Reviews

Fiddler on the Roof

Harvey Fierstein with Betsy Hogg, Sally Murphy, Alison Walla,Laura Shoop, and Tricia Paoluccio in Fiddler on the Roof(Photo © Carol Rosegg)
Harvey Fierstein with Betsy Hogg, Sally Murphy, Alison Walla,
Laura Shoop, and Tricia Paoluccio in Fiddler on the Roof
(Photo © Carol Rosegg)

I don’t have the genealogical charts handy, but isn’t it possible that Edna Turnblad is a direct descendant of Tevye? Both the hero of Fiddler on the Roof and the heroine of Hairspray are doting parents, protective of their adolescent daughters and suspicious of outside forces — be they new dances, music, or ideas — that might shake up the family unit. Tevye and Edna are both in long, solid marriages. They have large appetites for food and for life, and they don’t like surprises. When confronted with the unexpected, their core values are tested; they’re forced to learn about forces in the world that are bigger than their own small universes, and the audience eats it up.

All of which is to say that Harvey Fierstein’s previous musical theater assignment and his present one, replacing Alfred Molina in David Leveaux’s revival of Fiddler, may not be as far apart as they appear. Taking on considerably more distinguished material (not that there’s anything wrong with Hairspray) and stepping into peasant clothes and tzitzith formerly donned by Zero Mostel and a host of other estimable actors, Fierstein seems at home. Aided by a superb new stage spouse, Andrea Martin’s Golde, he centers the somewhat fragmented energy of Leveaux’s revival, focusing our attention where it belongs: on a paterfamilias whipsawed by change, questioning of his creator and not always satisfied by the answers. Fierstein doesn’t entirely negate the miscalculations of this prettied-up production, but he does invest it with humor and tenderness that were decidedly lacking in the earnest Molina. Having also seen Mostel (at the end of his unruly final tour, giving an unruly performance that turned Fiddler into Hellzapoppin’), Paul Lipson (proficient but boring), Herschel Bernardi (excellent), and Molina, I can say that Fierstein’s Tevye is one of the most personal and touching.

A natural storyteller, this Tevye savors his standing as a biggish man in a little village — not its smartest citizen but one of its most popular, always ready with a quip or a homemade Biblical explanation for a crisis. Expressive with his eyes and his surprisingly lithe bulk, Fierstein is most riveting in his many conversations with God. He talks to God like a friend, quizzing and joshing and joking, and we can see his entire thought process writ large on his genial, frequently smiling, orthodontically challenged face. Fierstein’s line readings are original; for example, “So what would have been so terrible if I had a small…[long pause as he searches for just the right word]…fortune?” He’s one of the most nakedly emotional Tevyes, unafraid to display his boundless love for his five daughters or his rage as their tradition-challenging forays batter away at his value system. And is Fierstein a convincing paternal figure? You bet — even if his daughters seem a couple of gene pools removed from his own.

EXERCISE REQUIREMENTS =>
1. In the Fiddler on the Roof review, which actor did Harvey Fierstein replace as Tevye?
2. Continue the Fiddler on the Roof review from where it stops.

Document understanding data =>
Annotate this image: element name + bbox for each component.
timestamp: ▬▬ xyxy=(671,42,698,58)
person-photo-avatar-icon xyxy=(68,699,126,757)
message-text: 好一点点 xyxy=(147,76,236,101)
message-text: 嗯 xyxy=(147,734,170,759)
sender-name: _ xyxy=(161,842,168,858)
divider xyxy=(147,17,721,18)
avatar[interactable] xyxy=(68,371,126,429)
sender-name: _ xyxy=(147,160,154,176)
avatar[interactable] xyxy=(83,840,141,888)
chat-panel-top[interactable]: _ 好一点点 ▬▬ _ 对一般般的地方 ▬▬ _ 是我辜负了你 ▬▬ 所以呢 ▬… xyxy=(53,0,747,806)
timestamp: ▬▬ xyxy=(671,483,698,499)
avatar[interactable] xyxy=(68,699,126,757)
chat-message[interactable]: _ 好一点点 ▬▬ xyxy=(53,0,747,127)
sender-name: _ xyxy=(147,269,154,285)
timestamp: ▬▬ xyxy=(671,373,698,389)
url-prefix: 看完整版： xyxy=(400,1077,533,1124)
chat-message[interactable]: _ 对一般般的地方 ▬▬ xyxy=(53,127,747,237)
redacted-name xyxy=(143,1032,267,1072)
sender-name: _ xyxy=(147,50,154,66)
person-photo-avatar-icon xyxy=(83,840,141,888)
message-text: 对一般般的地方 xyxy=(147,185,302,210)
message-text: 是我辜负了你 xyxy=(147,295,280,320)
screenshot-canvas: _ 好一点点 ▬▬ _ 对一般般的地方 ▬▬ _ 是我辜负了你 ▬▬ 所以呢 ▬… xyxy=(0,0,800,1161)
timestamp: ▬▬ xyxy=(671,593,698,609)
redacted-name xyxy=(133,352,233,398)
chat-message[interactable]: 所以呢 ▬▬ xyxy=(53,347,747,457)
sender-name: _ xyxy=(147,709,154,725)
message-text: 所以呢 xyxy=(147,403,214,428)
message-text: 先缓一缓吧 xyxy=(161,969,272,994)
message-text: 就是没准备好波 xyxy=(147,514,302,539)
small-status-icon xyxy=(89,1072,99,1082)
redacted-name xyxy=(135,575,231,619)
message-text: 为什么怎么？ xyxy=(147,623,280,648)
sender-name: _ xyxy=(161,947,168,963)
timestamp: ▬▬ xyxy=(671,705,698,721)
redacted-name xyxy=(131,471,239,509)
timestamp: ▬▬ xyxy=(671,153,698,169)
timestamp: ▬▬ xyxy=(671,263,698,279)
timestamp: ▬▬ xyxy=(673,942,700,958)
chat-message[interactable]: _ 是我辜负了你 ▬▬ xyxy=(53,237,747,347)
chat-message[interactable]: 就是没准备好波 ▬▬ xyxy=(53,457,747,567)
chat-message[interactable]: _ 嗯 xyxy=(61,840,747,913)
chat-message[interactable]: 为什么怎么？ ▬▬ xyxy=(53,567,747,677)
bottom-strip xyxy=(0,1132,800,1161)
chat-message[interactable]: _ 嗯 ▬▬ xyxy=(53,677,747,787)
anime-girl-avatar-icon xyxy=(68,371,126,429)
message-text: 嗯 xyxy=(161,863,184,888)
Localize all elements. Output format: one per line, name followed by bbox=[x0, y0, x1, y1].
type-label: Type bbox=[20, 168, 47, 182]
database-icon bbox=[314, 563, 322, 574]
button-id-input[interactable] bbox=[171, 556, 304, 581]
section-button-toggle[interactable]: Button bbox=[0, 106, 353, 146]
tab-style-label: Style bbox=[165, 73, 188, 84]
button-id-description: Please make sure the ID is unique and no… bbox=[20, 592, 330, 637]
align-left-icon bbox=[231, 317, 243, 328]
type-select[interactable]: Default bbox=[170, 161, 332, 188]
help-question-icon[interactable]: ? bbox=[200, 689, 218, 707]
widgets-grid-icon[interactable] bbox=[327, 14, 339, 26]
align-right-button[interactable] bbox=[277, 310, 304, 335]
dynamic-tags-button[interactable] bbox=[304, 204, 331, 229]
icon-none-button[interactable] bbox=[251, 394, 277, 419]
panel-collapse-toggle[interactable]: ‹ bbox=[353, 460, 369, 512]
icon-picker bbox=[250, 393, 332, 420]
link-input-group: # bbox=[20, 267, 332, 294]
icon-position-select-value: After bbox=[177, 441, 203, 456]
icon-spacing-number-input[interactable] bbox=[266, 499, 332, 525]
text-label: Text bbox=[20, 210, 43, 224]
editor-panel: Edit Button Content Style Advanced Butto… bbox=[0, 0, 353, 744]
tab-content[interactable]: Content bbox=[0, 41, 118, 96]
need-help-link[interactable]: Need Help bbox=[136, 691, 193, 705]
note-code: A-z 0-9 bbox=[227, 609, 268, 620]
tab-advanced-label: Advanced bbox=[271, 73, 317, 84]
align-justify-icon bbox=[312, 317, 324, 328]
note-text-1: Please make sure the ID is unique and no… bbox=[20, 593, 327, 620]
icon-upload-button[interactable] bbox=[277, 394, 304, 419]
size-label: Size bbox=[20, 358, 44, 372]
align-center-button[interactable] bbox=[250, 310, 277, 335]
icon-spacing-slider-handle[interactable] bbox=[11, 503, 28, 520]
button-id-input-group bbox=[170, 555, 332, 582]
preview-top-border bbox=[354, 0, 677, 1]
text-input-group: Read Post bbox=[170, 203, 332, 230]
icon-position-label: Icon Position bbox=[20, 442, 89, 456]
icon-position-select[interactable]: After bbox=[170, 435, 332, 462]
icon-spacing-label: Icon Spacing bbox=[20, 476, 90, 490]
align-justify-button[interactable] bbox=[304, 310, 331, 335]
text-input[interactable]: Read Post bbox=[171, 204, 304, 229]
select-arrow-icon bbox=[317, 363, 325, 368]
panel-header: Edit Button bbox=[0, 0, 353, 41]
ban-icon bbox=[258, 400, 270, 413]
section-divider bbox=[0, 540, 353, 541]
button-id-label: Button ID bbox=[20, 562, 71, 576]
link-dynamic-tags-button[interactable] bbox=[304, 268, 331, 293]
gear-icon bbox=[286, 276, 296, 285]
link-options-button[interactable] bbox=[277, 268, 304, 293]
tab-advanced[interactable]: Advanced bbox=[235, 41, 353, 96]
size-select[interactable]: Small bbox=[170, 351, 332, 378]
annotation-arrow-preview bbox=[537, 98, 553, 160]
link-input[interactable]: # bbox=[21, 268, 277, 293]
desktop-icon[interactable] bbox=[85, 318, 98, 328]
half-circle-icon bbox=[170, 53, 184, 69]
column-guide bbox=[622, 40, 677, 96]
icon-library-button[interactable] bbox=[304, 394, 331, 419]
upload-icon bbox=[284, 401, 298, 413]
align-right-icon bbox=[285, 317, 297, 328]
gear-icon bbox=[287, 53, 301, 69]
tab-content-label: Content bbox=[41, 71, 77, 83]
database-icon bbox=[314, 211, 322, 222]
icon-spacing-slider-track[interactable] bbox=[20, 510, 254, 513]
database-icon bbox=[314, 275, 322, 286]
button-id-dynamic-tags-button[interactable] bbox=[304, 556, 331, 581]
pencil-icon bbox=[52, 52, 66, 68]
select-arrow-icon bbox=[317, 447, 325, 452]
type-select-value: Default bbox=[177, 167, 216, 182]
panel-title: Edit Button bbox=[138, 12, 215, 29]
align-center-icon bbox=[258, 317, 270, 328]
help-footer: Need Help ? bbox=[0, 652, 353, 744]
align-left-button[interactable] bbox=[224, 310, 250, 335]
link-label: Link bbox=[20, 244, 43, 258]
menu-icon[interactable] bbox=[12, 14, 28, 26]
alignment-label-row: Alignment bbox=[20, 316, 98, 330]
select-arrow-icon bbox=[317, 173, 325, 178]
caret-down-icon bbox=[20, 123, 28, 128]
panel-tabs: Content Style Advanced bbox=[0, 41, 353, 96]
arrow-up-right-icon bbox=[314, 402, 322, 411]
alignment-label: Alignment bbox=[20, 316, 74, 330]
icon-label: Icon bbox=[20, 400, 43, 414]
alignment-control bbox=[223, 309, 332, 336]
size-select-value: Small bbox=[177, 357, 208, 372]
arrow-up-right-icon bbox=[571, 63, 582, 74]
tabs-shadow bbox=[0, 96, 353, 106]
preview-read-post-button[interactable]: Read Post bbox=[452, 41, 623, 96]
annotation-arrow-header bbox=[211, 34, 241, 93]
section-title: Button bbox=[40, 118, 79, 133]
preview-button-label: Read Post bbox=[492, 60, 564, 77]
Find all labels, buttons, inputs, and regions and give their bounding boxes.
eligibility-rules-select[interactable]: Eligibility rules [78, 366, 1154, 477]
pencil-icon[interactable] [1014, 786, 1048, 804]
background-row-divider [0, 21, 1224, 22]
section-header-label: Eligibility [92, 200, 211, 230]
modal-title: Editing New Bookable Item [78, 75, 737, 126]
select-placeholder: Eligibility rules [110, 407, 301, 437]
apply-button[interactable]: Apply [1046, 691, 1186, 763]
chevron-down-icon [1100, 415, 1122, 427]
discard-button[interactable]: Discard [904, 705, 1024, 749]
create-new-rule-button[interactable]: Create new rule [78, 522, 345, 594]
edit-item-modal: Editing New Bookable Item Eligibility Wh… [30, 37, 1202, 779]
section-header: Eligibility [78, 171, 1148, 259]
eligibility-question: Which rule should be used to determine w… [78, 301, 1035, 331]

EXPECTED RESULTS =>
1. Alfred Molina

2.
A singer he is not. Fierstein’s “biddi biddi bums” in “If I Were a Rich Man” are little more than clearings of the throat, and he’s forced to octave up or down at times. His voice is so deep and raspy to begin with that you fear he won’t be able to reach Jerry Bock’s low notes — and, sometimes, he doesn’t. But then, this is a light-voiced Fiddler overall. (Sally Murphy’s Tzeitel and Robert Petkoff’s Perchik make some particularly unpleasant noises.) It’s the acting chops that really get a workout here.

Harvey Fierstein and Andrea Martin inFiddler on the Roof(Photo © Carol Rosegg)
Harvey Fierstein and Andrea Martin in
Fiddler on the Roof
(Photo © Carol Rosegg)

In this respect, Fierstein is lucky to be playing off a pro like Martin, whose Golde is effortlessly funny and real. A wary mother figure of simple wants and limitless skepticism, Martin’s Golde cuts to the chase in any argument and uses practical acumen to puncture any theory that she doesn’t share. This Tevye and Golde seem very, very married, which may be why Martin’s and Fierstein’s “Do You Love Me?” is so exquisite; when he asks her the question, she’s flummoxed because it’s something she has truly never thought about. At song’s end, when both sing, “It doesn’t change a thing,” the line earns a previously undiscovered laugh because it’s delivered not as an endearment but as a warning. Lovely work. (Watching Fierstein and Martin, you may think of Jackie Gleason and Audrey Meadows in a Honeymooners rerun or, if you’re old enough, Phil Silvers and Nancy Walker in Do Re Mi. Their vaudeville rhythms seem perfectly appropriate for this couple; maybe once they get to America, they’ll make it on the Orpheum Circuit.)

This Fiddler remains set in an oddly glamorous Anatevka, with ornate Russian lanterns inexplicably dropping and rising from graceful white birches and with a supporting cast that ranges from solid to unforgivable. John Cariani as a hyperkinetic Motel, mugging and skittering around the stage like a Max Fleischer cartoon, has been encouraged to go broader yet; his behavior is now worlds removed from anything human. Nancy Opel’s Yente somehow manages to quash all the humor in this town busybody, and the new song that Bock and Sheldon Harnick wrote for her character hardly equals the one it replaced. (Still, we should be grateful that they’re collaborating again.) On the other hand, David Wohl is a strong Lazar Wolf and Stephen Lee Anderson an interestingly conflicted Constable, his reserves of humanity at constant war with his inner martinet.

Joseph Stein’s book and the leftovers of Jerome Robbins’ original staging ideas remain masterpieces of musical storytelling: There’s not a wasted moment in this show, and the three hours fly by. But every Fiddler finally sits on the tired, overworked shoulders of its Tevye. Those who perceived Fierstein’s presence here as stunt casting will have to eat their words. Though his is not the most vocally secure Tevye, Fierstein has performed a valuable service to this revival: He has relocated, and even fortified, Fiddler‘s potentially boundless heart.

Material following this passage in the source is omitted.